"""

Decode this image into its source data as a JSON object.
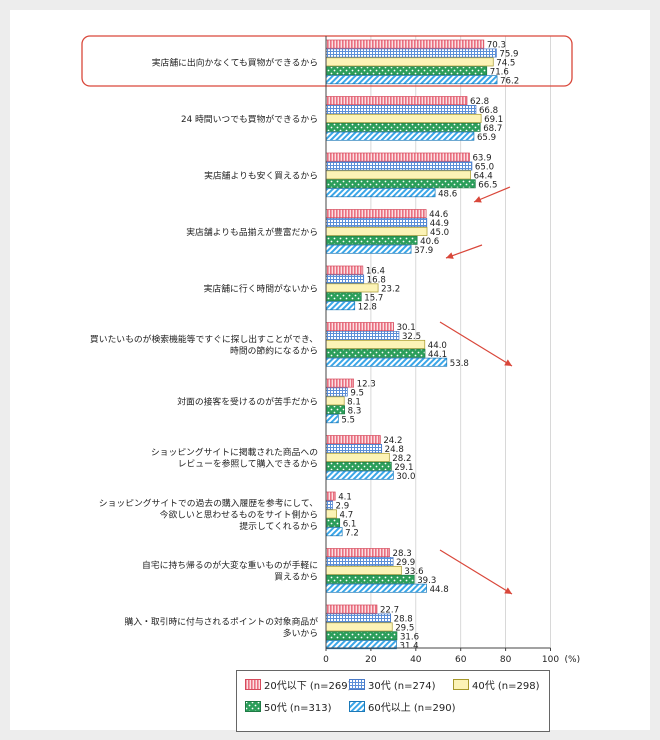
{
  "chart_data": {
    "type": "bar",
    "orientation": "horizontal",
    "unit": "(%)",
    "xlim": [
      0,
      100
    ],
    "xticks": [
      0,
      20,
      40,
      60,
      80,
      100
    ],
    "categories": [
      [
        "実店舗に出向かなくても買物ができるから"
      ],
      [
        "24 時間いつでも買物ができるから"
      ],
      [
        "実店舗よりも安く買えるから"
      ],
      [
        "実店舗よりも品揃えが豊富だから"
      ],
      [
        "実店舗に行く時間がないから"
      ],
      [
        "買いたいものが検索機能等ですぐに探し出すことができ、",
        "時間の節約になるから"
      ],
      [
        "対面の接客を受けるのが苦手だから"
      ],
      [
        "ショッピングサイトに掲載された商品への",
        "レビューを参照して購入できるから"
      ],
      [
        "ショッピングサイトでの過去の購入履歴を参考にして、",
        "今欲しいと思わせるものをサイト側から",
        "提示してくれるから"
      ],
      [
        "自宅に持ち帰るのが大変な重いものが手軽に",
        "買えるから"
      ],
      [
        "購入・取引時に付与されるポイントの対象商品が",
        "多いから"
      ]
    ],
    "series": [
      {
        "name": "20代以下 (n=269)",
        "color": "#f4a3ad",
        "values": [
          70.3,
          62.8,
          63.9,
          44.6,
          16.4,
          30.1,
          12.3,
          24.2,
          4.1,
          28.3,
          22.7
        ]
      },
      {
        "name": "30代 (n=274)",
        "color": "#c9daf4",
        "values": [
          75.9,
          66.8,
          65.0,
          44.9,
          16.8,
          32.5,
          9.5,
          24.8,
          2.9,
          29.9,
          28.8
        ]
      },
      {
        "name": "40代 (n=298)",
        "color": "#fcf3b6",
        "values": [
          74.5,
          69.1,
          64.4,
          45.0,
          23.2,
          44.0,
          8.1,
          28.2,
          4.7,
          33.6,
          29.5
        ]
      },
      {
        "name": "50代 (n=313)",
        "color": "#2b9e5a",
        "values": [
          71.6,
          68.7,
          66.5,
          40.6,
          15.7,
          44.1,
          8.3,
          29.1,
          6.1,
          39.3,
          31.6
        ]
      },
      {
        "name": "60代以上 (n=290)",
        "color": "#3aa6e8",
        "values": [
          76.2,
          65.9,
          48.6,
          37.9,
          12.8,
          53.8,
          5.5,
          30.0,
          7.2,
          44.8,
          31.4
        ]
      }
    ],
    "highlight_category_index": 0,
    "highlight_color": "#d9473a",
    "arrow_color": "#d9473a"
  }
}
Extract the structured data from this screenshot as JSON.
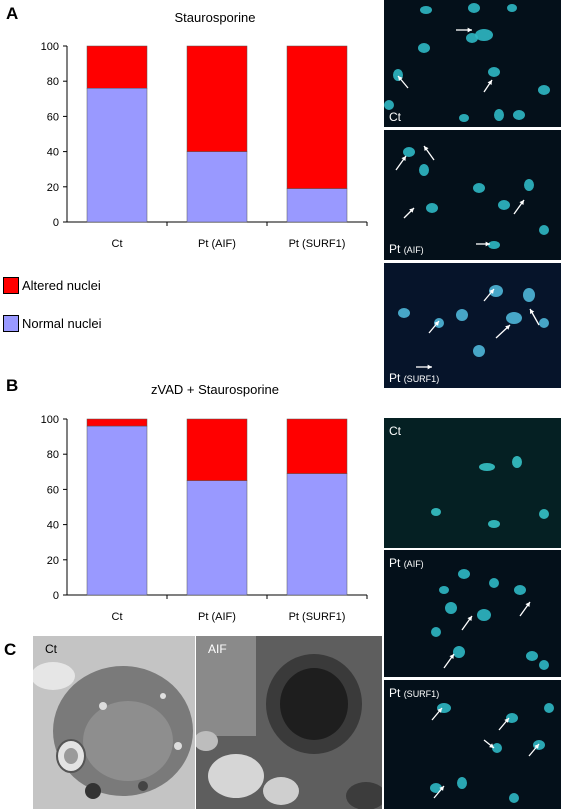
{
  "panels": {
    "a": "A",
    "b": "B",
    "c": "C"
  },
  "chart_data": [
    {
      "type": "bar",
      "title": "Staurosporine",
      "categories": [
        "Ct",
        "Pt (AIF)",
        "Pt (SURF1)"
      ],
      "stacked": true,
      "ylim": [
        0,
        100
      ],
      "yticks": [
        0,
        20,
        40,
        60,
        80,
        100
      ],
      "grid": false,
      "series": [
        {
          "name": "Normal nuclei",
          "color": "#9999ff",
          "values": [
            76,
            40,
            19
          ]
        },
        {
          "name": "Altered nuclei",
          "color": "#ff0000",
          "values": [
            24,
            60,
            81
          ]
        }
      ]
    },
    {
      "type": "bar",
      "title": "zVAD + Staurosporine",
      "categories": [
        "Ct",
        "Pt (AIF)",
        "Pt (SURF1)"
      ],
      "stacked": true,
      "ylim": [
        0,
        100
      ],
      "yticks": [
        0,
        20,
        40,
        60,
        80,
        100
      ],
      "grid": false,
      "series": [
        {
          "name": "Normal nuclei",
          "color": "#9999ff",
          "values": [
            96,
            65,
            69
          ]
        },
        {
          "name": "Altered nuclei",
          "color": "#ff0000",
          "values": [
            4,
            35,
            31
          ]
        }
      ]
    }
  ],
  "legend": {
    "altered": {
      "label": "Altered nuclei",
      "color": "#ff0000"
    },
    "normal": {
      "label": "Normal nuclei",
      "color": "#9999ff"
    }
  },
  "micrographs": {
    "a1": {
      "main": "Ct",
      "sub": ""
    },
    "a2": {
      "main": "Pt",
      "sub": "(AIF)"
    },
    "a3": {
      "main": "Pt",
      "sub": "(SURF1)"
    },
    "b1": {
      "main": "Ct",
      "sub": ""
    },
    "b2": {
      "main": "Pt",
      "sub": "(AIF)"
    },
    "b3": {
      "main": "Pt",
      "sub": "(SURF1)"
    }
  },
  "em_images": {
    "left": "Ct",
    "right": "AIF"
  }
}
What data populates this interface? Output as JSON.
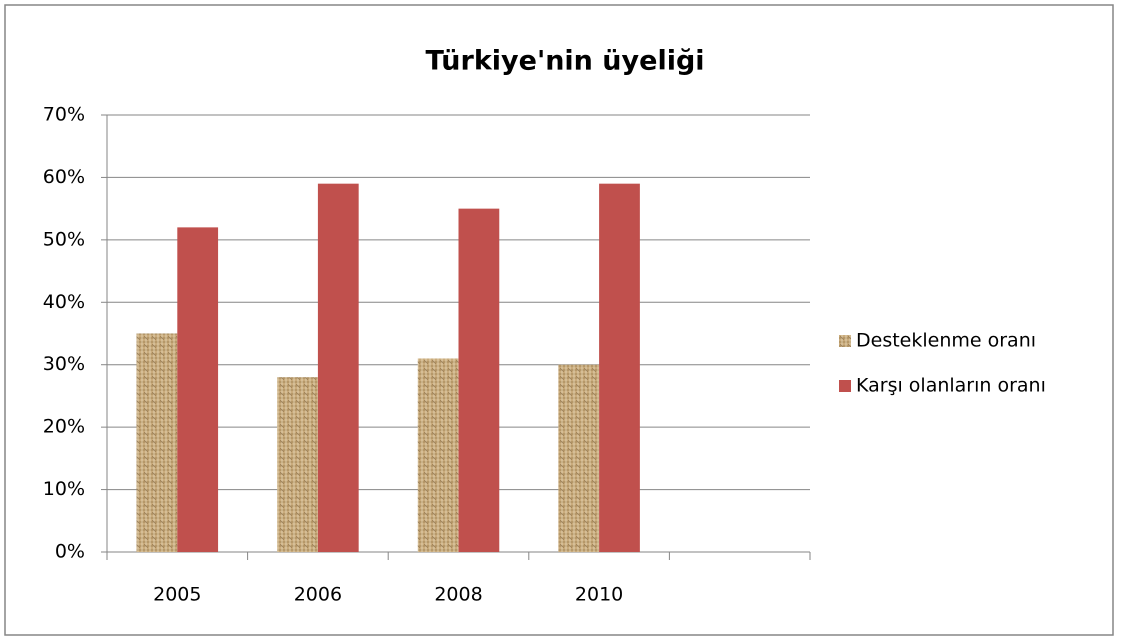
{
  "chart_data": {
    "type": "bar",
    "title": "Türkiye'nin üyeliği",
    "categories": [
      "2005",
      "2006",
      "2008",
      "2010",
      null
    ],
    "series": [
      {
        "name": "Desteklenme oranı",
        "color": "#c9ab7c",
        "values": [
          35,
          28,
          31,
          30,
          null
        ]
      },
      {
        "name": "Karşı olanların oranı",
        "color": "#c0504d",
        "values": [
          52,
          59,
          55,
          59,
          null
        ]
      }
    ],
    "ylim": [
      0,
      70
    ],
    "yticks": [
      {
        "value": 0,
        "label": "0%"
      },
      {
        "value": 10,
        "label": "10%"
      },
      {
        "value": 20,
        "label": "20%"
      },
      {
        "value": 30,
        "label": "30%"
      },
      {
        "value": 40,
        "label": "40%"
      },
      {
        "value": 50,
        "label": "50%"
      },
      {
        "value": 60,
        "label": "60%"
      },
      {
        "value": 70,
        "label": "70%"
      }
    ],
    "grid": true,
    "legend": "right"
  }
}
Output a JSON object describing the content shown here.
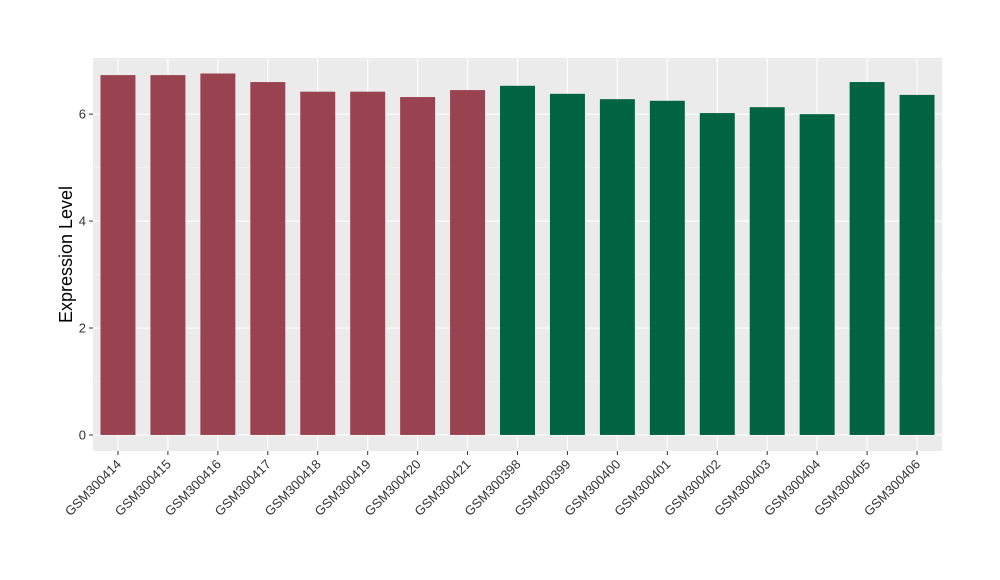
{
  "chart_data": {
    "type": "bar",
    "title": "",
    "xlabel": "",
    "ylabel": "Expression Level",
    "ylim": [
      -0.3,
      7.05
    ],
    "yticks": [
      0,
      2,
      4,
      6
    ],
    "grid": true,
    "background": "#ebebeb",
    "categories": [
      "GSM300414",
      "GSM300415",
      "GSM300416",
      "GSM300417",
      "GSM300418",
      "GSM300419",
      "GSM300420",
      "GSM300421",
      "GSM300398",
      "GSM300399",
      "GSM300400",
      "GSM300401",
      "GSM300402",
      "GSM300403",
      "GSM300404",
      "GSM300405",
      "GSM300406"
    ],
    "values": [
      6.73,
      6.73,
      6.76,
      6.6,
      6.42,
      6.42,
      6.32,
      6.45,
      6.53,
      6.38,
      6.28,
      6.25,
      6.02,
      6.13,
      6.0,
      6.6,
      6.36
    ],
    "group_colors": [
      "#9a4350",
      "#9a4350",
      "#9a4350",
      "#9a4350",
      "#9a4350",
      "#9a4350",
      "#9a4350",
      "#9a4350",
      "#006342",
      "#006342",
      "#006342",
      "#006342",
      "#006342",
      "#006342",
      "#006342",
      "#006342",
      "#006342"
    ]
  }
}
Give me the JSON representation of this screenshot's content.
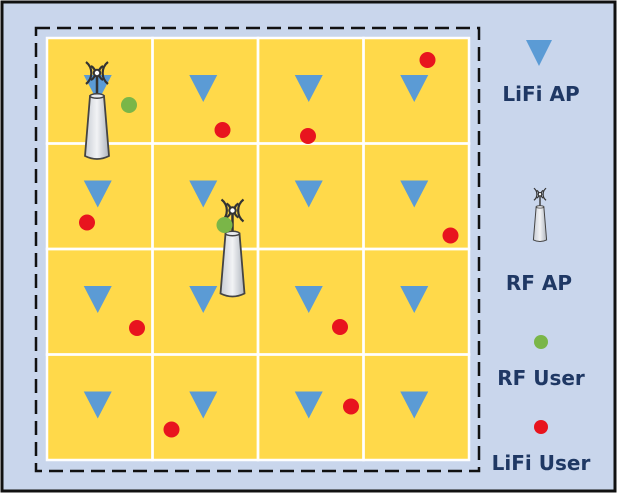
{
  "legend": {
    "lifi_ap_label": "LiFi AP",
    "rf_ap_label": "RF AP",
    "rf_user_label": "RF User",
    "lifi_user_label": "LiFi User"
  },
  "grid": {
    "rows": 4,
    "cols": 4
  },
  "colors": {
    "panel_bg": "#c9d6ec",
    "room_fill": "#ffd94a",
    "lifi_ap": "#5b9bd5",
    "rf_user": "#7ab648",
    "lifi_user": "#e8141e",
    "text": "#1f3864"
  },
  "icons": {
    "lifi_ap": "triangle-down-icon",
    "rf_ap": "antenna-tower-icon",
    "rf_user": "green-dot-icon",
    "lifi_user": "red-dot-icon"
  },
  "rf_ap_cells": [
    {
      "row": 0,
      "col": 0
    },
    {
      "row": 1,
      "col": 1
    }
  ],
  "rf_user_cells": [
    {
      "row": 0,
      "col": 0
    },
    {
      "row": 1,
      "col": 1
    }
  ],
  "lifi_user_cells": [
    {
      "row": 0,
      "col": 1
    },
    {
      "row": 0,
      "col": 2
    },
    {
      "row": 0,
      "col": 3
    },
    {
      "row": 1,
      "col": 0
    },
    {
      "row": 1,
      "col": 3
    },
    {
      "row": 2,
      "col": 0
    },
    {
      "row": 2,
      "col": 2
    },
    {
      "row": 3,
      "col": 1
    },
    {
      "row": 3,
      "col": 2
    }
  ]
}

"""

◆ **What to produce**: From the listing above, collect every line that mentions the word "Staurosporine".

◆ **Correct answer**:
      "title": "Staurosporine",
      "title": "zVAD + Staurosporine",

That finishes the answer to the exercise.